**WHAT THE EXERCISE ASKS**
Answer the questions below about the Saige text, giving each answer on its own line with the matching number.
1. What does the child measure in the kitchen?
2. What does the child count in the pool?
3. Which four qualities make up the Saige spirit?

**READING TEXT**
When a child measures flour in the kitchen and then counts swimming strokes in the pool, or uses the same focused concentration for decorating Easter biscuits as they do learning a dance routine — they are building a consistent, confident approach to new experiences. That’s the Saige spirit: wisdom and wonder, creativity and growth, in every single moment.

**GIVEN RECORDS**
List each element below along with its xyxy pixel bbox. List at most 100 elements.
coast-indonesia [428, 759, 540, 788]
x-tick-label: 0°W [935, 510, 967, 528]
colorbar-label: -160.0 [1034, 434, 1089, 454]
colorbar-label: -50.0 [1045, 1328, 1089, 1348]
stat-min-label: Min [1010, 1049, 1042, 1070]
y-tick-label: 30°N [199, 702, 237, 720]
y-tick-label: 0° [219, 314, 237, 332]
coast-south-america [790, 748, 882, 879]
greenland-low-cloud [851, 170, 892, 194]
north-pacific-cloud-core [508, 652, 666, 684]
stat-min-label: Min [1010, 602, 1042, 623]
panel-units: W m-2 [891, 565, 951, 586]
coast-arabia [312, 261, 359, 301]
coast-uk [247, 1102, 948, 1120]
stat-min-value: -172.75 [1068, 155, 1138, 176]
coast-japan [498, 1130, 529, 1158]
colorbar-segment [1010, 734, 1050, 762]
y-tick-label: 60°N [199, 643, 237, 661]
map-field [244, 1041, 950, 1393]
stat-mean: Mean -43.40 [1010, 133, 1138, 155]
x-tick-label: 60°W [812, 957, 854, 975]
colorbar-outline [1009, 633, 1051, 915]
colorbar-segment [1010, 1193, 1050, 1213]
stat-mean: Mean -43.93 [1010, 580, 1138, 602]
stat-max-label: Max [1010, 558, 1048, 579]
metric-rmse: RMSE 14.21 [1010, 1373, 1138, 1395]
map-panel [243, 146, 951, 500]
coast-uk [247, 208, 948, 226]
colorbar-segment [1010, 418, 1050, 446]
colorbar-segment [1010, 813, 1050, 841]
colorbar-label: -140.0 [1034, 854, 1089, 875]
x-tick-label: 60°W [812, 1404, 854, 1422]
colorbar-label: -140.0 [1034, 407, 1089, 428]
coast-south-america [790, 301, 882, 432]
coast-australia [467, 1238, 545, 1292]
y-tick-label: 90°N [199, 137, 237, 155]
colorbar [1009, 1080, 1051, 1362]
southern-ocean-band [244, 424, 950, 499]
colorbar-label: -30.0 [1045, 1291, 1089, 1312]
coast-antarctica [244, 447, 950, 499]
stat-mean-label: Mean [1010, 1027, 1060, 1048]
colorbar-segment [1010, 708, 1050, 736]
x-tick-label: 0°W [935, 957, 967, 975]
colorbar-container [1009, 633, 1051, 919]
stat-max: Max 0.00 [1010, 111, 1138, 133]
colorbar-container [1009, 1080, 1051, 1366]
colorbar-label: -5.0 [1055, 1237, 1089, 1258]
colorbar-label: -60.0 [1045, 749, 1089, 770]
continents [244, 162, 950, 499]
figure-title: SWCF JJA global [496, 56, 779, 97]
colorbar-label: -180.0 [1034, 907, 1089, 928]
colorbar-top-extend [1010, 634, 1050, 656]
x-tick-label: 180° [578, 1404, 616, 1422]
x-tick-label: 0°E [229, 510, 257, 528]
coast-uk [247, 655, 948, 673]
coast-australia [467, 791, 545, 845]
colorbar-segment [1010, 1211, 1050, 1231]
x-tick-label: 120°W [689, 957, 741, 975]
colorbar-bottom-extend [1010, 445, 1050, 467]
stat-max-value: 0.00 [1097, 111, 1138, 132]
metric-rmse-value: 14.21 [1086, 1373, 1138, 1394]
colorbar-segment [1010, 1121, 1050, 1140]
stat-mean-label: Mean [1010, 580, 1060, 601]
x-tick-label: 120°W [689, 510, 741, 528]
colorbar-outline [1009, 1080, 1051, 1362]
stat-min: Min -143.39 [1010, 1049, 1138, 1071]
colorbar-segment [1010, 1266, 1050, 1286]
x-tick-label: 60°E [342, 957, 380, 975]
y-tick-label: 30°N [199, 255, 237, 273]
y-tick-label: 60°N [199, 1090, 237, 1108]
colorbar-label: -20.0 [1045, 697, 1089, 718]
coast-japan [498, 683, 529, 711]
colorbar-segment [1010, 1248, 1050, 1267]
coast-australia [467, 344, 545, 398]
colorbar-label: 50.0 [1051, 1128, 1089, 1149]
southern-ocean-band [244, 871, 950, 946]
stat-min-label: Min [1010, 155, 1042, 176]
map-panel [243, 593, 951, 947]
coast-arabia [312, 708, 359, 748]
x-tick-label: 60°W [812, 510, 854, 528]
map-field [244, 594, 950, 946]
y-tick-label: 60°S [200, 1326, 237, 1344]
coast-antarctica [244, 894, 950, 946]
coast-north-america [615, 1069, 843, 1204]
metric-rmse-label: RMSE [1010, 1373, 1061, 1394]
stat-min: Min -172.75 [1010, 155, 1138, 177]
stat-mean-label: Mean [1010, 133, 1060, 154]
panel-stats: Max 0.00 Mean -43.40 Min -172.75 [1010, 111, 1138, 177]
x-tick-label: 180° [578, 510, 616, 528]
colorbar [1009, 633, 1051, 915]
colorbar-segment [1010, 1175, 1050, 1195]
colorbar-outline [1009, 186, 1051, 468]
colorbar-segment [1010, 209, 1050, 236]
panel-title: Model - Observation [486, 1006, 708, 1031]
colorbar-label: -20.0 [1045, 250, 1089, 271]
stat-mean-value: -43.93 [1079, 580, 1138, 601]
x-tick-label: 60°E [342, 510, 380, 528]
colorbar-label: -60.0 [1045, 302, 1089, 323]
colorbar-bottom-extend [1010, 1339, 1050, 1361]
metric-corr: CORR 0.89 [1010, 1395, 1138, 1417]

**EXPECTED ANSWER**
1. Flour
2. Swimming strokes
3. Wisdom, wonder, creativity and growth